YOUR GOAL =
Select the lines that hold the word "JSON" and copy each one.

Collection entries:

───

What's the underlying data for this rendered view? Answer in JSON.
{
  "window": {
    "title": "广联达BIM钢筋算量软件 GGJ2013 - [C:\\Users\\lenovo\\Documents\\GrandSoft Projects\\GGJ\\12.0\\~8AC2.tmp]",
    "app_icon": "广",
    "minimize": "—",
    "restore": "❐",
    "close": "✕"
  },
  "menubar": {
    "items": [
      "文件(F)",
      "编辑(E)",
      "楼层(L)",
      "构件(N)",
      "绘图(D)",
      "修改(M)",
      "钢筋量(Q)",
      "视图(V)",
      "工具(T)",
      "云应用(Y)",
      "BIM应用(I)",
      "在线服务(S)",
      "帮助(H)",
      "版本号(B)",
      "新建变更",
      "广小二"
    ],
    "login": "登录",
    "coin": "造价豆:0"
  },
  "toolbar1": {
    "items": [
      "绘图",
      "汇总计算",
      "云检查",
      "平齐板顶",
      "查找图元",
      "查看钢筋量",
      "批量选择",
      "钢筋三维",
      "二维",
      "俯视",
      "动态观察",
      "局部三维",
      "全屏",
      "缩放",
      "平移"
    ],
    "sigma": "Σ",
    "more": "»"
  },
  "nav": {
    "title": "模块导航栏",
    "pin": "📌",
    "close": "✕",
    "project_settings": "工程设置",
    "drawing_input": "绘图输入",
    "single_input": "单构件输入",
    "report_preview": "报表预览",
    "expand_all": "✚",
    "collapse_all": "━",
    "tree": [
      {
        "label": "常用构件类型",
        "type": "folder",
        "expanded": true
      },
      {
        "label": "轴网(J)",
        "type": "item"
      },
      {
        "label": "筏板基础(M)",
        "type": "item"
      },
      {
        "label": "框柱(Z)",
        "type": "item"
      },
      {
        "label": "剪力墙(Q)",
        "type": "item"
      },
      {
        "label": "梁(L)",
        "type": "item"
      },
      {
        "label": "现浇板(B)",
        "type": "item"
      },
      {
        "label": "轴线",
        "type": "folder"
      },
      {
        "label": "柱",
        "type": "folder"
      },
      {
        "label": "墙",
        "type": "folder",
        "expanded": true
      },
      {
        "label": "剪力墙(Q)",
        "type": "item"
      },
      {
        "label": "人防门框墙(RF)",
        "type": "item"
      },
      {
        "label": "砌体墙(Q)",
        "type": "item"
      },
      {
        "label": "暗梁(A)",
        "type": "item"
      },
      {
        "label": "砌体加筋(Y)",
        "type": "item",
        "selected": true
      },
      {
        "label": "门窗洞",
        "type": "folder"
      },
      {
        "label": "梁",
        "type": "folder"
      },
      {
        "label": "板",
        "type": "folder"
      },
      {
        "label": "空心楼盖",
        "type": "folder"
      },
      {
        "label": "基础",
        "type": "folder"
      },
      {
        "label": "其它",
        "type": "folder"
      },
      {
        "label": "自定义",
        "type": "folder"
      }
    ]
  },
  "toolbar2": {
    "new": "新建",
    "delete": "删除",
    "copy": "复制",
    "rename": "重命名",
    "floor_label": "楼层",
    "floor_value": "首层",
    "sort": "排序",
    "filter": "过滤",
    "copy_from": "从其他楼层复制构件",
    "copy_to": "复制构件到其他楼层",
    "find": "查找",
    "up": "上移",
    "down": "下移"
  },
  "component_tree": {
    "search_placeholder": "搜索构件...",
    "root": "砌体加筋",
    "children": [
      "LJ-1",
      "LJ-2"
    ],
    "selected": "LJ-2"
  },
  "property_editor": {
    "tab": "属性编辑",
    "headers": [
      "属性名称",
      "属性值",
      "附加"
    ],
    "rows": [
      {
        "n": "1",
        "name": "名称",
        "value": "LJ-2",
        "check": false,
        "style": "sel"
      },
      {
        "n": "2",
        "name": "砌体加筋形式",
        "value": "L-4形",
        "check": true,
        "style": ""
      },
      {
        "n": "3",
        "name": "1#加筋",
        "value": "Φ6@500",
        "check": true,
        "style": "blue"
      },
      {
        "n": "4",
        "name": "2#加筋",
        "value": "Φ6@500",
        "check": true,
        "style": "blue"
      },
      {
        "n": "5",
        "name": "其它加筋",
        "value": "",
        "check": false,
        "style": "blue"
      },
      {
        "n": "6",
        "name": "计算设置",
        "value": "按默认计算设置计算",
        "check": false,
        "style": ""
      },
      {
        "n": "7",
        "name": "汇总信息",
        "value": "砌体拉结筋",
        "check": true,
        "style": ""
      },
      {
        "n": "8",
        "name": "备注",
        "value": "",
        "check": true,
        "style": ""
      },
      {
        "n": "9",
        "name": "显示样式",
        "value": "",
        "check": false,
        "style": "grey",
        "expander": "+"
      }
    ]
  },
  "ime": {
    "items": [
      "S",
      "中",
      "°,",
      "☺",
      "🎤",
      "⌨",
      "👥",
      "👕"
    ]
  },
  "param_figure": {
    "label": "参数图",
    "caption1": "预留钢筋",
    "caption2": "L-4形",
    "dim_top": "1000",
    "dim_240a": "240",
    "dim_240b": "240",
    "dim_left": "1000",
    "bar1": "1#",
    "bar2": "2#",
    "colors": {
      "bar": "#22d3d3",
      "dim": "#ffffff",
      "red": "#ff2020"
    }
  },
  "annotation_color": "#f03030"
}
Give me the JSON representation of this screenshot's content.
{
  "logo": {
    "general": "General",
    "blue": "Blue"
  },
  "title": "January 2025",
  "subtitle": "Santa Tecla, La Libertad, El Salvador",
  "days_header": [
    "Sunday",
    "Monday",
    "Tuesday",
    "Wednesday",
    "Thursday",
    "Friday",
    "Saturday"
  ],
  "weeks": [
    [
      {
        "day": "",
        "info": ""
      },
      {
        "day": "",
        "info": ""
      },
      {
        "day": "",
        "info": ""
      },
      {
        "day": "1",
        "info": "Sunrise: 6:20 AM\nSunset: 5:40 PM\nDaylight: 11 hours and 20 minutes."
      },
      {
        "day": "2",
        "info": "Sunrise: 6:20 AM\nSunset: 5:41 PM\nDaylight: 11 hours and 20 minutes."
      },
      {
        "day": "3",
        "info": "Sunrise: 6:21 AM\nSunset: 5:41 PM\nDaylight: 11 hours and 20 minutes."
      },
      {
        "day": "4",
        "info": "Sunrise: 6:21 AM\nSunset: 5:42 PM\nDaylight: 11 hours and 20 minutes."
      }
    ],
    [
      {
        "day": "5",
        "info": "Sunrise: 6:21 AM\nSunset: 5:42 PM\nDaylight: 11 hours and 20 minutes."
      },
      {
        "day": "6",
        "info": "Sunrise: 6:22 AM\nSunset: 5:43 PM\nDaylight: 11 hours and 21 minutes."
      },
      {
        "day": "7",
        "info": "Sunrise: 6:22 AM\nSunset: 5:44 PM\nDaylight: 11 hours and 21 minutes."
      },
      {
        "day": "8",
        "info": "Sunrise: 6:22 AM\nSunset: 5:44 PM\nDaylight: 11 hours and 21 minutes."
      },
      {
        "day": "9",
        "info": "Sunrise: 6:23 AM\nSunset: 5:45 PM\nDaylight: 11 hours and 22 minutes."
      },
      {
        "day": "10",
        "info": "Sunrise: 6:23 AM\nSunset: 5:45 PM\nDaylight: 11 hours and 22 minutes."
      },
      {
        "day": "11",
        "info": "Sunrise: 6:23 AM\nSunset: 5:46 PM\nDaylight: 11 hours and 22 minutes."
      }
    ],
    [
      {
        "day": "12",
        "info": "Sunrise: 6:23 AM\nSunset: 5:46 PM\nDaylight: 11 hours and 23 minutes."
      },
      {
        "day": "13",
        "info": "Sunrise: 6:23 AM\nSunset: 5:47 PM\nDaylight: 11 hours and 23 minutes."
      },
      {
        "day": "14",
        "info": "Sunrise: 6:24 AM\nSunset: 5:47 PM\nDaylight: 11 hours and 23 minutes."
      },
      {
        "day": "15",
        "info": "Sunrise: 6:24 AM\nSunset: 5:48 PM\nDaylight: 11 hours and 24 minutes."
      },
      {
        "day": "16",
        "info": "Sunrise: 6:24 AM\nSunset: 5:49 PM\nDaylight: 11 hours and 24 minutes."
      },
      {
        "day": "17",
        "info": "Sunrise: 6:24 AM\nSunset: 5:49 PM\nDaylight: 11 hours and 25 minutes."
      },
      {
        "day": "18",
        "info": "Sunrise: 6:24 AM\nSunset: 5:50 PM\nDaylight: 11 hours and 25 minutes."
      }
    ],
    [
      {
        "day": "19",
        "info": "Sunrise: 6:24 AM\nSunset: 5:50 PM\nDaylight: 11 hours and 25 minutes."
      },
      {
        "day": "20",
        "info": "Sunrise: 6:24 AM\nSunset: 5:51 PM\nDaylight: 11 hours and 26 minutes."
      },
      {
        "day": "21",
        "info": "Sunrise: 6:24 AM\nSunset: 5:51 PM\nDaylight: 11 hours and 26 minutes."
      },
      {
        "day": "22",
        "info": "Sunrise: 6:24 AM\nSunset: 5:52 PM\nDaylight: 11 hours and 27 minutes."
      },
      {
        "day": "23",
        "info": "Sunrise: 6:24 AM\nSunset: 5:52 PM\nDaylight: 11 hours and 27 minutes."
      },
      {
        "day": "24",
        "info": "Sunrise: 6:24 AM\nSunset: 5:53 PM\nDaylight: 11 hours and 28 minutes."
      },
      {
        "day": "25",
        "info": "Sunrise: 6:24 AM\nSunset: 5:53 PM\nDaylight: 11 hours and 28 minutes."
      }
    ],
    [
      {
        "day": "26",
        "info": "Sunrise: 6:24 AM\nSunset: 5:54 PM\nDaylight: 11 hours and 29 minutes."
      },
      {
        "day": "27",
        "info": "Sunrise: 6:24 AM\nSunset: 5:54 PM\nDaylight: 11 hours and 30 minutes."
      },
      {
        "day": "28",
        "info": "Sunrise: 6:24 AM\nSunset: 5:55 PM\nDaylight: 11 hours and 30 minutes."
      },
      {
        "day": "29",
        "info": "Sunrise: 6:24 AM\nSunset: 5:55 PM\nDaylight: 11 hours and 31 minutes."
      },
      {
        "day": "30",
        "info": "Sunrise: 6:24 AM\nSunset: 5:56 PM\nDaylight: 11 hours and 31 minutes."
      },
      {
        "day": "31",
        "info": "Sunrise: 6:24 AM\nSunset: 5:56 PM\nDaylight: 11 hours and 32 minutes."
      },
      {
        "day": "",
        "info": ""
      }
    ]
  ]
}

───

TASK RESPONSE =
What's the underlying data for this rendered view? Answer in JSON.
Give me the JSON representation of this screenshot's content.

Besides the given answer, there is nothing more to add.